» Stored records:
※

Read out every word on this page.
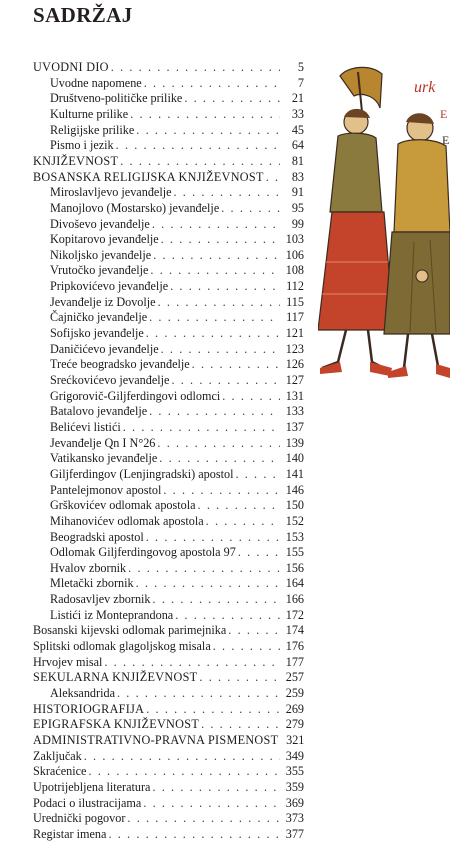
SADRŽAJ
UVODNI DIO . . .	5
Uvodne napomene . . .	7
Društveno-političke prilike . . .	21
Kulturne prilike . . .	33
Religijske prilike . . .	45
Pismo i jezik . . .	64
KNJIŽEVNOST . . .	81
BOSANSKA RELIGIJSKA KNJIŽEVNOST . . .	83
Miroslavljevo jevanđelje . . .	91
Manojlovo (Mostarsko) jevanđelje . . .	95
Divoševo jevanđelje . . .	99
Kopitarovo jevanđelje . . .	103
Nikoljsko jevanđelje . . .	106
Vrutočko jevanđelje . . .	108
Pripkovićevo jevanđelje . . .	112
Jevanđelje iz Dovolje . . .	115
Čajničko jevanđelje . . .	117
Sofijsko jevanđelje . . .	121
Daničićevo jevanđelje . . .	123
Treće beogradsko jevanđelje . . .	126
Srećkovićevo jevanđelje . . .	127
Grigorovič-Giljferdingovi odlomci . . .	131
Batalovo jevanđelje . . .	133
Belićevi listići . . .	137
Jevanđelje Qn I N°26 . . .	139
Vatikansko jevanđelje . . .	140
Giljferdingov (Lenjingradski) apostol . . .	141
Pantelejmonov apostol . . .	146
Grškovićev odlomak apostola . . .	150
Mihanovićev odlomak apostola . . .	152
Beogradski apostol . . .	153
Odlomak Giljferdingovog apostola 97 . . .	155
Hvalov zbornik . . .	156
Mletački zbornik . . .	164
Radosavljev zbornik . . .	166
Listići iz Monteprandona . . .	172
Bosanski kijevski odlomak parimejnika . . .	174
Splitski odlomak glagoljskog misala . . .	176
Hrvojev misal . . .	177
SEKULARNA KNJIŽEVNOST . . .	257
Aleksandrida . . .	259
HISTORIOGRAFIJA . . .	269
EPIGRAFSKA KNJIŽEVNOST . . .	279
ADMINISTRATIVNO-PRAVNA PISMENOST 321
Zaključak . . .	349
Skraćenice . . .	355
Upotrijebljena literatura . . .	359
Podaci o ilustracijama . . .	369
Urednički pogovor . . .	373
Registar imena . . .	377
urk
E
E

※

» Short problem:
Take the records above and transcribe them exactly, dropping every picture.

» Written answer:
Read out every word on this page.
SADRŽAJ
UVODNI DIO . . .	5
Uvodne napomene . . .	7
Društveno-političke prilike . . .	21
Kulturne prilike . . .	33
Religijske prilike . . .	45
Pismo i jezik . . .	64
KNJIŽEVNOST . . .	81
BOSANSKA RELIGIJSKA KNJIŽEVNOST . . .	83
Miroslavljevo jevanđelje . . .	91
Manojlovo (Mostarsko) jevanđelje . . .	95
Divoševo jevanđelje . . .	99
Kopitarovo jevanđelje . . .	103
Nikoljsko jevanđelje . . .	106
Vrutočko jevanđelje . . .	108
Pripkovićevo jevanđelje . . .	112
Jevanđelje iz Dovolje . . .	115
Čajničko jevanđelje . . .	117
Sofijsko jevanđelje . . .	121
Daničićevo jevanđelje . . .	123
Treće beogradsko jevanđelje . . .	126
Srećkovićevo jevanđelje . . .	127
Grigorovič-Giljferdingovi odlomci . . .	131
Batalovo jevanđelje . . .	133
Belićevi listići . . .	137
Jevanđelje Qn I N°26 . . .	139
Vatikansko jevanđelje . . .	140
Giljferdingov (Lenjingradski) apostol . . .	141
Pantelejmonov apostol . . .	146
Grškovićev odlomak apostola . . .	150
Mihanovićev odlomak apostola . . .	152
Beogradski apostol . . .	153
Odlomak Giljferdingovog apostola 97 . . .	155
Hvalov zbornik . . .	156
Mletački zbornik . . .	164
Radosavljev zbornik . . .	166
Listići iz Monteprandona . . .	172
Bosanski kijevski odlomak parimejnika . . .	174
Splitski odlomak glagoljskog misala . . .	176
Hrvojev misal . . .	177
SEKULARNA KNJIŽEVNOST . . .	257
Aleksandrida . . .	259
HISTORIOGRAFIJA . . .	269
EPIGRAFSKA KNJIŽEVNOST . . .	279
ADMINISTRATIVNO-PRAVNA PISMENOST 321
Zaključak . . .	349
Skraćenice . . .	355
Upotrijebljena literatura . . .	359
Podaci o ilustracijama . . .	369
Urednički pogovor . . .	373
Registar imena . . .	377
urk
E
E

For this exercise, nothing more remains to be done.